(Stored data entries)

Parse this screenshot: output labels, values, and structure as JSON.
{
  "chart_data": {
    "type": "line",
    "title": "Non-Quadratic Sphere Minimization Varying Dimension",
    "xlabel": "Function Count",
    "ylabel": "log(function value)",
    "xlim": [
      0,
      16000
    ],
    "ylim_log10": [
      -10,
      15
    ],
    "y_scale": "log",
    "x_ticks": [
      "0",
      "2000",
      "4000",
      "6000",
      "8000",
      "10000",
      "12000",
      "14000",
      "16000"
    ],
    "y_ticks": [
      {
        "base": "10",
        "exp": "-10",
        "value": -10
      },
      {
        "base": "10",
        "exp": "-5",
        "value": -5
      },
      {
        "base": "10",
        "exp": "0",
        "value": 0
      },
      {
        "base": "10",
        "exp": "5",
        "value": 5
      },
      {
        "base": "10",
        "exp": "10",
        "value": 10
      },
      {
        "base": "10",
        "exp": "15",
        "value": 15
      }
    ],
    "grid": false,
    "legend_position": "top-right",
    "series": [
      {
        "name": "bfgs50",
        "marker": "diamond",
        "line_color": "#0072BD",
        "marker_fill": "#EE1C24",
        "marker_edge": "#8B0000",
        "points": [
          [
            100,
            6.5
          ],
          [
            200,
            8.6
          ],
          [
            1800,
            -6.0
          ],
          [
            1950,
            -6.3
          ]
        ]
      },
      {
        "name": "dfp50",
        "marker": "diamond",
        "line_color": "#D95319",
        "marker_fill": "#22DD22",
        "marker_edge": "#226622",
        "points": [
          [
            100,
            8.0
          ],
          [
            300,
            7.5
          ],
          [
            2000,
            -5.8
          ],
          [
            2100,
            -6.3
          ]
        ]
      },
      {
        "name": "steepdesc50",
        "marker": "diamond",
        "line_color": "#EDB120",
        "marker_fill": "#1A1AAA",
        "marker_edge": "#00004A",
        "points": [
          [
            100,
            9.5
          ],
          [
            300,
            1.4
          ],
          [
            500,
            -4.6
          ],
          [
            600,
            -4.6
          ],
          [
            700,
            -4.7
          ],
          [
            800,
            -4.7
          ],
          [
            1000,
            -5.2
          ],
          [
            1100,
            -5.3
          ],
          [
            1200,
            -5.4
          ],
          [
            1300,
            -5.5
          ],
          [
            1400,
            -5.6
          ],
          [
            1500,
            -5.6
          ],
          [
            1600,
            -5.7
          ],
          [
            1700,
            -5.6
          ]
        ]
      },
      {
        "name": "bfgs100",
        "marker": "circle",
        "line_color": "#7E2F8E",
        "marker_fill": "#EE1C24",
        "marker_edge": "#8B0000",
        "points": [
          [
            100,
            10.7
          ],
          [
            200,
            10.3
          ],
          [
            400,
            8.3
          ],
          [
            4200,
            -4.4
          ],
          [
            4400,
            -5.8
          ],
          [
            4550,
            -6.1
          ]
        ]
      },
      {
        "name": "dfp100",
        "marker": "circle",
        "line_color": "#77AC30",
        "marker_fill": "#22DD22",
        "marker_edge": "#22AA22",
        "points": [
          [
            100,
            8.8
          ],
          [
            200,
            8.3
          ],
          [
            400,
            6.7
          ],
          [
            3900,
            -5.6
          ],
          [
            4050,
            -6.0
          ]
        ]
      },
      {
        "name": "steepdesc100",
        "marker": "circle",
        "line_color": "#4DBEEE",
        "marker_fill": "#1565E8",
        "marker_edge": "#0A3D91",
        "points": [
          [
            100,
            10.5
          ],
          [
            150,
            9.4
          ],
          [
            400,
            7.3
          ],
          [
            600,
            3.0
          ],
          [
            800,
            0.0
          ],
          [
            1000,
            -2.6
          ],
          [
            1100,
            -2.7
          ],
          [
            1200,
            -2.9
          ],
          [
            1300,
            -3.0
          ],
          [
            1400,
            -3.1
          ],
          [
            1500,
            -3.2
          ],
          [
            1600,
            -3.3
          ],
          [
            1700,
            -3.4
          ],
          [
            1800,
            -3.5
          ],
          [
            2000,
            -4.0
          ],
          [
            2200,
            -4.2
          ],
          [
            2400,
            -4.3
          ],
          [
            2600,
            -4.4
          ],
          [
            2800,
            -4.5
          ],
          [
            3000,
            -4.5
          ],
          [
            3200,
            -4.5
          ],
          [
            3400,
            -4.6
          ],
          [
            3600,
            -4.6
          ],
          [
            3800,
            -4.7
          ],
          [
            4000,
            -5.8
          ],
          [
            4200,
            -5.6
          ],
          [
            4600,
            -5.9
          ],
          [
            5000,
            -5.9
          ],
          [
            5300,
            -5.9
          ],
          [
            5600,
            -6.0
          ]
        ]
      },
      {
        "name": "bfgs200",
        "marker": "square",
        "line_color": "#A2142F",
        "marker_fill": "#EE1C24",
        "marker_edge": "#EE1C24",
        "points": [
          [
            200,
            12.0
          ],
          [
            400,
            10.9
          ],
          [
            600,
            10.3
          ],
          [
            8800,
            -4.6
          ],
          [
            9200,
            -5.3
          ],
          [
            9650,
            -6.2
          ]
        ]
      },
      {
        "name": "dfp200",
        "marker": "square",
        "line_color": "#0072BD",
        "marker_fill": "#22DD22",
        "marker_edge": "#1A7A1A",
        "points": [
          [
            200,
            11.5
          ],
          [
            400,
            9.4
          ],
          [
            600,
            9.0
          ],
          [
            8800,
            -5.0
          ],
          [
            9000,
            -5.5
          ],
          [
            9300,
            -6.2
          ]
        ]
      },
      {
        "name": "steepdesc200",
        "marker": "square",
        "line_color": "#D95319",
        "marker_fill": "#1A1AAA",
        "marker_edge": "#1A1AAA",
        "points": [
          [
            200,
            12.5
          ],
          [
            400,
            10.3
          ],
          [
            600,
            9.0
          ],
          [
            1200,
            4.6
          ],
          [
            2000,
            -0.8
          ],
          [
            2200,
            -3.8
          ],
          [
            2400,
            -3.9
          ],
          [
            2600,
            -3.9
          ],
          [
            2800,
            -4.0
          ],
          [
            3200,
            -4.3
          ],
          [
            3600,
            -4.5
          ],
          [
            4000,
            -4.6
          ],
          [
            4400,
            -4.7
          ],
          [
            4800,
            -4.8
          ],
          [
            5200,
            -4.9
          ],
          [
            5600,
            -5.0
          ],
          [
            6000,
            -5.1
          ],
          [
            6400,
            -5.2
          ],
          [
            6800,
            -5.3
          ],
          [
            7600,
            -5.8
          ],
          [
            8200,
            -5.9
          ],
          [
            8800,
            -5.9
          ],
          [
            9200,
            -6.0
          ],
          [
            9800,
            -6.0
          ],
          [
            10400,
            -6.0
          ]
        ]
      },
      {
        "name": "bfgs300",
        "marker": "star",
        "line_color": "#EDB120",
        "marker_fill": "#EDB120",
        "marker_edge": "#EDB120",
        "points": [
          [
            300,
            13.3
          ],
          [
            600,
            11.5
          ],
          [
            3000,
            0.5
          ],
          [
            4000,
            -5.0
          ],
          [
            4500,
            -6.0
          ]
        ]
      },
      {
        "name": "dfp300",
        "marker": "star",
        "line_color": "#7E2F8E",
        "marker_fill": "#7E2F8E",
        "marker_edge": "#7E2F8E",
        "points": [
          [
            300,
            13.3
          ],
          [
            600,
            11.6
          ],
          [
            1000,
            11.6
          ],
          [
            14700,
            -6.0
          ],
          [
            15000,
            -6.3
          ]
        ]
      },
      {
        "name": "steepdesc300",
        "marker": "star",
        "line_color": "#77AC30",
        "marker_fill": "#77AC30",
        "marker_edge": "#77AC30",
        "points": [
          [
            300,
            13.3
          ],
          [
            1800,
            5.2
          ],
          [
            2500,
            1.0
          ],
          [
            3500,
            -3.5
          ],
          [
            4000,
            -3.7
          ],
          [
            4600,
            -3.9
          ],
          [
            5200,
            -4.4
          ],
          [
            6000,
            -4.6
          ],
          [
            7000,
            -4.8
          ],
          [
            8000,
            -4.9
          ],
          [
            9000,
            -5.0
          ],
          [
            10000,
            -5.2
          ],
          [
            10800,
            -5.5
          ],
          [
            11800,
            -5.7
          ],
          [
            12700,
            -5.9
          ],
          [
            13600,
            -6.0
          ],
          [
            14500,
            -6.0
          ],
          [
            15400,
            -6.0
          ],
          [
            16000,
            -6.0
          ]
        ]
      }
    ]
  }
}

__What the task asks__. Where a line in the entries holds "name", copy that line.

__Result__.
        "name": "bfgs50",
        "name": "dfp50",
        "name": "steepdesc50",
        "name": "bfgs100",
        "name": "dfp100",
        "name": "steepdesc100",
        "name": "bfgs200",
        "name": "dfp200",
        "name": "steepdesc200",
        "name": "bfgs300",
        "name": "dfp300",
        "name": "steepdesc300",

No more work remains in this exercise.